_Texte étudié:_
"Internalisation" du nettoyage en Ville de Genève : Un premier pas, enfin...

Nous avons tenu, en un peu plus de deux mois, trois débats au Conseil municipal de Genève sur une proposition d'engagement dans le personnel municipal d'une quinzaine de nettoyeuses et de nettoyeurs de bureaux et de toilettes publiques de la Ville.  On trouvera  que c'est trop débattre d'une proposition aussi modeste, dont le coût équivaut à un peu plus de un pour mille du budget de la Ville ? On aurait tort. Parce que cette proposition, premier pas d'une internalisation dans le secteur public de tout le nettoyage des locaux, des bureaux, des installations communales, manifeste, puisqu'elle a été adoptée hier soir, un refus de la sous-enchère salariale, de la paupérisation d'une part croissante de la population (en particulier des femmes), de la sous-traitance à des privés de tâches publiques, de l'abandon de la responsabilité patronale de la Ville sur celles et ceux qui travaillent pour elle, et son adoption fut un moment de  reconnaissance du travail de celles et ceux qui assument ces tâches, quelles qu'elles soient.

On avait laissé à ce débat trop de temps au temps

Nous (la gauche) avons donc hier soir, au Conseil municipal de Genève, décidé  d'engager un processus d'internalisation du nettoyage des locaux de la Ville, et d'intégration des nettoyeuses et des nettoyeurs dans la fonction publique municipale. Ce processus, ensuite, pourrait continuer, en procédant par étape : à chaque échéance d'un contrat passé avec une entreprise privée de nettoyage (il y en a actuellement dix-sept), la Ville reprendrait pour elle même le champ de ce contrat et deviendrait l'employeur des nettoyeuses et des nettoyeurs. On commence ici par le contrat de nettoyage des toilettes publiques, parce que c'est le premier contrat qui arrive à échéance, que c'est sans doute le travail le plus pénible,  et que ceux (ce ne sont que des hommes) qui en sont chargés ont dû se mettre en grève pour défendre leurs droits.

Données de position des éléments
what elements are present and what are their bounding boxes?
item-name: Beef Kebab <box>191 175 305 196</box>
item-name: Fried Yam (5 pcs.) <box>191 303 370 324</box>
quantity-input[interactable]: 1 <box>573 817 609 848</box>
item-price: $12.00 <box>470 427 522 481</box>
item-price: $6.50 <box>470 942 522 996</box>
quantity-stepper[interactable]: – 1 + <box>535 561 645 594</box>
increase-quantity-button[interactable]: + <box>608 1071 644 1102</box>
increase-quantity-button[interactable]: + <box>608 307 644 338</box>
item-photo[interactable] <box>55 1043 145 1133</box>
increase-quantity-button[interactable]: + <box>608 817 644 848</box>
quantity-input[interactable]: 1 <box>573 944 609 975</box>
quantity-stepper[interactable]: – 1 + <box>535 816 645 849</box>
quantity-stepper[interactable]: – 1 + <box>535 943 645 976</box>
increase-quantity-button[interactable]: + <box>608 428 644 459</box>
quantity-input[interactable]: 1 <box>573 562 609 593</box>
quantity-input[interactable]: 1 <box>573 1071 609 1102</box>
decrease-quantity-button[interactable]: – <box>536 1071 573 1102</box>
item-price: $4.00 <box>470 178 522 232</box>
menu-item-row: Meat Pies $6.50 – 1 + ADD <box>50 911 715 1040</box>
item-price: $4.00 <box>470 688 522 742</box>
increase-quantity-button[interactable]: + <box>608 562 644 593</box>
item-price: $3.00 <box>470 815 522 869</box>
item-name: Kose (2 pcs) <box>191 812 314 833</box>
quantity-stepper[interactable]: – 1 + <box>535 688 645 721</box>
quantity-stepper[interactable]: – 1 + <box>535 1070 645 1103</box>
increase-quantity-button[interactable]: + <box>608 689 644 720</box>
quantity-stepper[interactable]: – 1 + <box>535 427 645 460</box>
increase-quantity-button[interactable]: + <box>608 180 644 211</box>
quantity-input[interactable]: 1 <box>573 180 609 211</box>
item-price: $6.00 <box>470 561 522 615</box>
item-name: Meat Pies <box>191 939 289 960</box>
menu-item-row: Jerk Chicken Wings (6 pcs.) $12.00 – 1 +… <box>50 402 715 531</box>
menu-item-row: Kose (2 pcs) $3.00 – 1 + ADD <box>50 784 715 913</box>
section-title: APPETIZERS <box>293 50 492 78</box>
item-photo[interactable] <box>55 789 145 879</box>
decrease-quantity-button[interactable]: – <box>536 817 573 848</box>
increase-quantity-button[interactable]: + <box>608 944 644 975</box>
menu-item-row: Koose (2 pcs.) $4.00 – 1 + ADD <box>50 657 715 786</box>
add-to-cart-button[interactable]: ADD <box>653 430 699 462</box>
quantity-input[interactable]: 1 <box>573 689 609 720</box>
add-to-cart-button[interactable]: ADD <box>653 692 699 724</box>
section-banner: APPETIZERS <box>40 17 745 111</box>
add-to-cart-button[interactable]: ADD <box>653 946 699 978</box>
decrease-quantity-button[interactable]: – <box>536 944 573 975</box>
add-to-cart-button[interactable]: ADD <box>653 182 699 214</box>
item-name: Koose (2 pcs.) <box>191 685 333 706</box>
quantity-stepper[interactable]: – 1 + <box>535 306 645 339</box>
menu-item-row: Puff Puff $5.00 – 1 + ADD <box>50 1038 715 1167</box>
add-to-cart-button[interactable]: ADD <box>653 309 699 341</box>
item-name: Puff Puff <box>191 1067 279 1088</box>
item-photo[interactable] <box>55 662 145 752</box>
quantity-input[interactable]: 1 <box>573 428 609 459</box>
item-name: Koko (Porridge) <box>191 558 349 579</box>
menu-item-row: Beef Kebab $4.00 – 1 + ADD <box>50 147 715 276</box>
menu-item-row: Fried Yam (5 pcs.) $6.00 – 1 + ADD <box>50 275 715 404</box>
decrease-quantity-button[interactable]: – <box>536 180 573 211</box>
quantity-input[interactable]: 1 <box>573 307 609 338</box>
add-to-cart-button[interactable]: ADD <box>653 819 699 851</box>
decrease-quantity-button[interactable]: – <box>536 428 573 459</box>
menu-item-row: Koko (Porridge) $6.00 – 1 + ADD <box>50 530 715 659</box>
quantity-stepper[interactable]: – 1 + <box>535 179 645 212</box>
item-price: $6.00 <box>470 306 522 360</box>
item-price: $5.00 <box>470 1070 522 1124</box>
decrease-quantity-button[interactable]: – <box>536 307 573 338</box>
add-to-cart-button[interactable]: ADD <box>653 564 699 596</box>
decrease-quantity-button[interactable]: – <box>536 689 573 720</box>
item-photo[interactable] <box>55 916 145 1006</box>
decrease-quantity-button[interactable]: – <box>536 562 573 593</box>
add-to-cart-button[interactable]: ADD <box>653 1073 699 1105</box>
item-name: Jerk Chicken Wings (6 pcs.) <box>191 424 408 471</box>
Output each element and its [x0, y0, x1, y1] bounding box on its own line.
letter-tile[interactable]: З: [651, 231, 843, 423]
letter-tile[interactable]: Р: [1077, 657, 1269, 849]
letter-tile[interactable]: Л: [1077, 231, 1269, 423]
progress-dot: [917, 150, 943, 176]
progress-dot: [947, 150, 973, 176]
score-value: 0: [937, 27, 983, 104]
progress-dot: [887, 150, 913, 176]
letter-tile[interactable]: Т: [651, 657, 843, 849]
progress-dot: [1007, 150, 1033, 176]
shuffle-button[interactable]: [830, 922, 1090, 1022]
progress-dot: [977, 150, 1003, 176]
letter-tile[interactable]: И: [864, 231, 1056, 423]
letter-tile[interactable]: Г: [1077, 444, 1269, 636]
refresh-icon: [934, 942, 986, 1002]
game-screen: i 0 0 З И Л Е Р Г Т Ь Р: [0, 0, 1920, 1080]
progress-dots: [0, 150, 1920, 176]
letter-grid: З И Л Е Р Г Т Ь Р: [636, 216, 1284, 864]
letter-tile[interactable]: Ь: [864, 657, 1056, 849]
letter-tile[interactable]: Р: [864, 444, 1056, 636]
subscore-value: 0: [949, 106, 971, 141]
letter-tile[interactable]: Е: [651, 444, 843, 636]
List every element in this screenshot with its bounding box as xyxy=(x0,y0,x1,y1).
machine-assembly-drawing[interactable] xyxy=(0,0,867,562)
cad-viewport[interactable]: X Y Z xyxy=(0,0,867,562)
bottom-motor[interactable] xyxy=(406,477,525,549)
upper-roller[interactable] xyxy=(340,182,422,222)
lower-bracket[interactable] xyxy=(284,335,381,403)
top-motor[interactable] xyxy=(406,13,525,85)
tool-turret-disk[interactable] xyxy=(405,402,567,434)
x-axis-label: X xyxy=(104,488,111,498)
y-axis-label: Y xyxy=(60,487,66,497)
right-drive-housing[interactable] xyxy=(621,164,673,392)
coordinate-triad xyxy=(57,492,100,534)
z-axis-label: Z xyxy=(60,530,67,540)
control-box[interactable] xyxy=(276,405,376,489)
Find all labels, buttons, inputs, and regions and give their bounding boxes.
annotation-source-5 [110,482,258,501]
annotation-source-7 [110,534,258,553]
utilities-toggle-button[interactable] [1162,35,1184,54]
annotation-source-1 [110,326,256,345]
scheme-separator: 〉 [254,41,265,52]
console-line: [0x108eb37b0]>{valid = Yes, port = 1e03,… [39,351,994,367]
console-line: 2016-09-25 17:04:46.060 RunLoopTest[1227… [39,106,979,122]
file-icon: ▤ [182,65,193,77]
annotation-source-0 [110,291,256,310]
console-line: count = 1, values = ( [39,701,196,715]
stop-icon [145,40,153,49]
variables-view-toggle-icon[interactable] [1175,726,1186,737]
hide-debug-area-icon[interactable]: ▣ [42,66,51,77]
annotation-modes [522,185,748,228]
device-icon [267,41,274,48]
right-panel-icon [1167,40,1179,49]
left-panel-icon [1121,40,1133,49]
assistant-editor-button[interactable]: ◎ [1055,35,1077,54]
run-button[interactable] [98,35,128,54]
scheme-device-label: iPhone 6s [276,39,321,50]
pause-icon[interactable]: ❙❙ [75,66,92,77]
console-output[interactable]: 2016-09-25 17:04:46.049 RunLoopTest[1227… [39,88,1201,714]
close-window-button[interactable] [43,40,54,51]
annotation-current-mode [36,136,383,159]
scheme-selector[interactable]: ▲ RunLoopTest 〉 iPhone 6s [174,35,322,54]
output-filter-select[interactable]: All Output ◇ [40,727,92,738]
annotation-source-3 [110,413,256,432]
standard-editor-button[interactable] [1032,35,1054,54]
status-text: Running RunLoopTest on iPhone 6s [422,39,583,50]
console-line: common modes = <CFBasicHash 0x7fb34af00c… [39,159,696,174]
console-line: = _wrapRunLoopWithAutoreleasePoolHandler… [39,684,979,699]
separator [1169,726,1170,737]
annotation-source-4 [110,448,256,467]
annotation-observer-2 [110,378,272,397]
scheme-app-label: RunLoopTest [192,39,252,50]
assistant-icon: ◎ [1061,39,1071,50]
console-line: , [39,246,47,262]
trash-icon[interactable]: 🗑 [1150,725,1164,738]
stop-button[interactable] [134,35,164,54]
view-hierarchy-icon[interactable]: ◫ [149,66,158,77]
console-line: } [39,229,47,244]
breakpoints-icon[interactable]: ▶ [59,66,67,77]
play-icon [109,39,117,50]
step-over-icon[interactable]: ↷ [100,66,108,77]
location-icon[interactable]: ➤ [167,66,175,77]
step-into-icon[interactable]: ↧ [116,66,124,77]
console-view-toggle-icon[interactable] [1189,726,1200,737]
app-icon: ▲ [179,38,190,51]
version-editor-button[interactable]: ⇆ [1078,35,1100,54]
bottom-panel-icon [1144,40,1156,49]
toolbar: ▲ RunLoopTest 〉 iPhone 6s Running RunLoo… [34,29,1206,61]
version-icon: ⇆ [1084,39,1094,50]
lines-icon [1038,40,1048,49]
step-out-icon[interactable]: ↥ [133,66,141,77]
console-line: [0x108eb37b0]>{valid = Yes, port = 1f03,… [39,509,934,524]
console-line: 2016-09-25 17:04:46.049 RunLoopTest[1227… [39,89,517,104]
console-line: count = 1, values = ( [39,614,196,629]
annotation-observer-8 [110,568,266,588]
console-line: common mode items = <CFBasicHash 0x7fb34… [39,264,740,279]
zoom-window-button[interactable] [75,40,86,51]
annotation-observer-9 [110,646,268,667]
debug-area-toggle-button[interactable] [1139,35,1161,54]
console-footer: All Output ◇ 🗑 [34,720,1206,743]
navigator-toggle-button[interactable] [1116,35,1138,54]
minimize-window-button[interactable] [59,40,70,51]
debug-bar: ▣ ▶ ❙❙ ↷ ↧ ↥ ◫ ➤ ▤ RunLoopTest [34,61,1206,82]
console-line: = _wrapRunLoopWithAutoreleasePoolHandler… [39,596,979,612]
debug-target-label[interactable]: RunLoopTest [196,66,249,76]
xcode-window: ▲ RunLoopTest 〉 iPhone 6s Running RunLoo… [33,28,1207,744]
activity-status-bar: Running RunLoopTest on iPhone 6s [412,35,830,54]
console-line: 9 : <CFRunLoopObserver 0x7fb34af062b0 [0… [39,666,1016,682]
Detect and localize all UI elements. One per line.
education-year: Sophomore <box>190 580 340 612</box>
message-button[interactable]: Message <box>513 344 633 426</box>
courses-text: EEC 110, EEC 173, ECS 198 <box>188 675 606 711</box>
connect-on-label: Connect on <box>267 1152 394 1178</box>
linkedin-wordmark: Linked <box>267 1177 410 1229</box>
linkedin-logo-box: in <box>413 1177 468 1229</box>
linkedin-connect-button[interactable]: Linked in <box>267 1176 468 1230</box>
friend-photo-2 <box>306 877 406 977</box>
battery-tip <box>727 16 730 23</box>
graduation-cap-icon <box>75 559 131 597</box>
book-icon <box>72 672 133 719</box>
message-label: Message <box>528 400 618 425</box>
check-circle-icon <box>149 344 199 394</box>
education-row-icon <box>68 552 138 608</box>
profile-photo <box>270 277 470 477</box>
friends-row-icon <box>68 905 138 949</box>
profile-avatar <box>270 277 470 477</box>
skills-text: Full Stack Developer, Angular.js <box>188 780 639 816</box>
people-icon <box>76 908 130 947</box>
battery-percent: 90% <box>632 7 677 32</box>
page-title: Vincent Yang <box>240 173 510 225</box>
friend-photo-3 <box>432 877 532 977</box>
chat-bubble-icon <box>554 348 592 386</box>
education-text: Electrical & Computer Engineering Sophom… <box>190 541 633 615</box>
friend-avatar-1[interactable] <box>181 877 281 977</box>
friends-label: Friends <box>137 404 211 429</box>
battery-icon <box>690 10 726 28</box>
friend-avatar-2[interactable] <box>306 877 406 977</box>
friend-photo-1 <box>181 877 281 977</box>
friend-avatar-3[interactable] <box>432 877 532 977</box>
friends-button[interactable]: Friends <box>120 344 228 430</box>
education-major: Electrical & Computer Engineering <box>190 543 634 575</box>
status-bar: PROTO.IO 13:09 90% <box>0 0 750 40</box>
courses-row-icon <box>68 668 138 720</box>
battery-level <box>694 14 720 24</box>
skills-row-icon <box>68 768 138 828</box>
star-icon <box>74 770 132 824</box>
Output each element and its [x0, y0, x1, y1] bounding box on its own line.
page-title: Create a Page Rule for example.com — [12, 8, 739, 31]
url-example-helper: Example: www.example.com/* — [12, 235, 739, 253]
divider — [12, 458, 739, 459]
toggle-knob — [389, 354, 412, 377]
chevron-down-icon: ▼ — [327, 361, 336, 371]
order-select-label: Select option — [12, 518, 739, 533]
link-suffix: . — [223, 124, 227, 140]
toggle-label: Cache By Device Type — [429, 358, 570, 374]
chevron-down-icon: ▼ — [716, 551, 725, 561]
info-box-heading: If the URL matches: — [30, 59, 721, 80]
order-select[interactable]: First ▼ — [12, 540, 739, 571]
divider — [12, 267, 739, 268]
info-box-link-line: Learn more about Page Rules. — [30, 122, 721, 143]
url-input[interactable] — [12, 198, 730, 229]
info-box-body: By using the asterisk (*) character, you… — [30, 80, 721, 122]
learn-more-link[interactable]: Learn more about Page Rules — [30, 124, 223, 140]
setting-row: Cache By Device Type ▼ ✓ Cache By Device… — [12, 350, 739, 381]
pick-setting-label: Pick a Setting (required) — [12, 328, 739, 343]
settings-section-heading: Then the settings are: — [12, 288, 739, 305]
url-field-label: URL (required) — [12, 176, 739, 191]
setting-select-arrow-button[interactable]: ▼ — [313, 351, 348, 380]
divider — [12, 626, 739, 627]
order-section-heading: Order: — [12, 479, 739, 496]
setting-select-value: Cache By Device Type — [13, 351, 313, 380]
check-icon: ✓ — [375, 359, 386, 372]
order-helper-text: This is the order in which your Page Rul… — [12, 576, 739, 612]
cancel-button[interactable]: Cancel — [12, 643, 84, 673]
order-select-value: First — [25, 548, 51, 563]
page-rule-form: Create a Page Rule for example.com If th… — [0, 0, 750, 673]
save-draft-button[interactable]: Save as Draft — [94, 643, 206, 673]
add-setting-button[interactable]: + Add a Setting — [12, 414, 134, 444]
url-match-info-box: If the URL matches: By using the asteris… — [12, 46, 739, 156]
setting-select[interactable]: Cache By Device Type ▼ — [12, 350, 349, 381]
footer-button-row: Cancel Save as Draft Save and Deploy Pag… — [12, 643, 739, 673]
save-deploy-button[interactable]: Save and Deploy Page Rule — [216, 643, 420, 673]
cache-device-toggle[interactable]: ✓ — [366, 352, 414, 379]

_Travail à réaliser:_
(a) Répondez aux questions suivantes sur le texte consacré à l'internalisation du nettoyage :
(i) Combien de débats le Conseil municipal a-t-il tenus sur la proposition, et sur quelle durée ?
(ii) Combien de contrats la Ville a-t-elle actuellement passés avec des entreprises privées de nettoyage ?
(iii) Par quel contrat le processus commence-t-il ?
(b) Donnez la suite du texte sur l'internalisation du nettoyage en Ville de Genève, à partir de sa dernière phrase.

_Réponses par tâche:_
(a)
(i) Trois débats, en un peu plus de deux mois.
(ii) Dix-sept.
(iii) Le contrat de nettoyage des toilettes publiques.

(b)
On reste encore dans une internalisation partielle, dans un processus progressif, secteur après secteur, contrat après contrat, et seulement dans le nettoyage, mais on donne un début de réalité à la vieille revendication de l'intégration dans la fonction publique municipale de femmes et d'hommes qui, déjà, travaillent pour la Ville, mais sans que la Ville les emploie. Il était temps : Cela fait plus de vingt ans que, pour reprendre les mots du syndicat, "le personnel de nettoyage a été littéralement expulsé de la fonction publique municipale, pour réaliser des économies et parce qu'il est toujours plus facile de s'en prendre à un secteur invisibilisé, pénible et peu reconnu". Et cela fait enfin des années qu'à nos propositions, à celle des syndicats, à celles des nettoyeuses et de nettoyeurs elles et eux-mêmes, la réponse de la droite et du Conseil administratif est la même : "c'est pas le moment"de revenir sur cette sous-traitance, et de réintégrer le personnel du nettoyage dans la fonction publique municipale...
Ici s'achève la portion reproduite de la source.